#### Supplied text:
· · ·

About once per year, I get an overwhelming desire to disconnect from social media (blog posts don’t count as social media, right? Right.) I get cranky when scrolling through Facebook, yet I can’t stop scrolling through Facebook. But it’s not so much a Facebook addiction as an iPhone addiction– I just want to be doing something on my phone.
Like a robot stuck on a command, I repeatedly smash my finger on my iPhone screen, even when I have absolutely nothing to check or tend to. I just can’t stop clicking. I refresh my email inbox 3 times in a row, check to make sure no new texts have come through, and refresh Instagram to ensure none of the dog accounts I follow (an embarrassingly high number) have posted new photos. Last week after exhausting all of my normal go-to apps, I literally opened my phone’s calculator and stared at it for a few seconds before angrily shutting the phone off and questioning my life’s purpose and the meaning of my existence on this planet. 0-100, real quick.
I have a problem, as many iPhone users do. I see you!! I see you everywhere I go. We are all the same. We click incessantly. A 3 minute line at the grocery store? Check your phone. Boring conversation at the dinner table? Check your phone. Red light taking just a little too long? Check your phone. I don’t even want to guess how many times I check my phone throughout the day– totaling the time would probably equal hours. It’s constant, and I suddenly feel the need to put myself through iPhone addiction rehab to remind myself about the beautiful world outside of the little, glowing rectangle in my hands.
I spent today looking at flip phones (on my iPhone) to see how smooth the transition could be from an iPhone to a flip phone. I wasn’t sure how long I wanted to go “old school”, but I knew I wanted to try it for at least a few days. Turns out we would still have to continue paying on my iPhone even if I’m not using it, so onto plan B. Dumbing down the smartphone!

· · ·

#### Directions:
[a] From the post about phone addiction:
(i) How many times in a row does the writer refresh the email inbox?
(ii) Which app did the writer open last week after running through all the usual ones?
(iii) What made the flip phone idea fall through?
[b] Can you keep writing the post about phone addiction, starting right after its final line?

#### Recorded data:
· · ·

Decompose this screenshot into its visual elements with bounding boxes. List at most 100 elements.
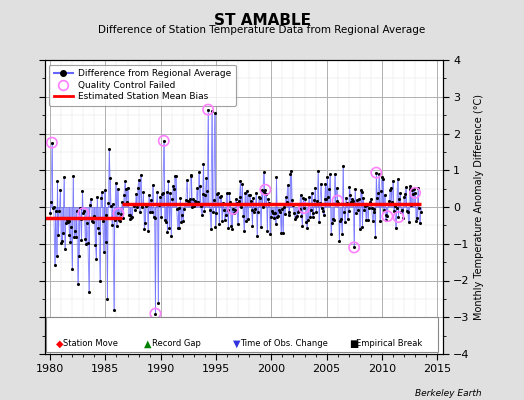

· · ·

#### The replies:
[a]
(i) Three times.
(ii) The phone's calculator.
(iii) They would still have to keep paying on the iPhone even if it went unused.

[b]
I moved all my favorite, time-wasting apps into one folder, and moved said folder to the last “page” of my phone. I turned off my data and WiFi, instantly morphing my phone into a very expensive, fancy looking calling and texting machine. And instantly, I felt a strange weight lifted. No more notifications–no more dings, blings, bleeps, and bloops demanding my attention. No more scrolling through Facebook, Reddit, Spotify, Pinterest, news apps, Instagram, and when I’m really desperate, Twitter. Why are we so afraid of the silence between the chaos? Why must we always fill it with noise?
I laid in my bed feeling a sense of accomplishment because I actually did it. Yes, it had only been 2 minutes, but it was a first step on my way to recovery. I know I can easily switch those “data” and “WiFi” buttons back on, but I also know that I won’t. At least until I feel confident that I have changed my habits, which I’ve heard can take months. The funny thing is that I laid in bed, a dumbphone virgin, and suddenly asked myself, “what should I do?” The possibilities seemed endless. I grabbed the book that’s been on my nightstand for the past three weeks and finished it. I’ve had only 20 pages left for the past three weeks, but because my phone contained funny cat videos and memes galore…the phone always beat out the book. Pathetic.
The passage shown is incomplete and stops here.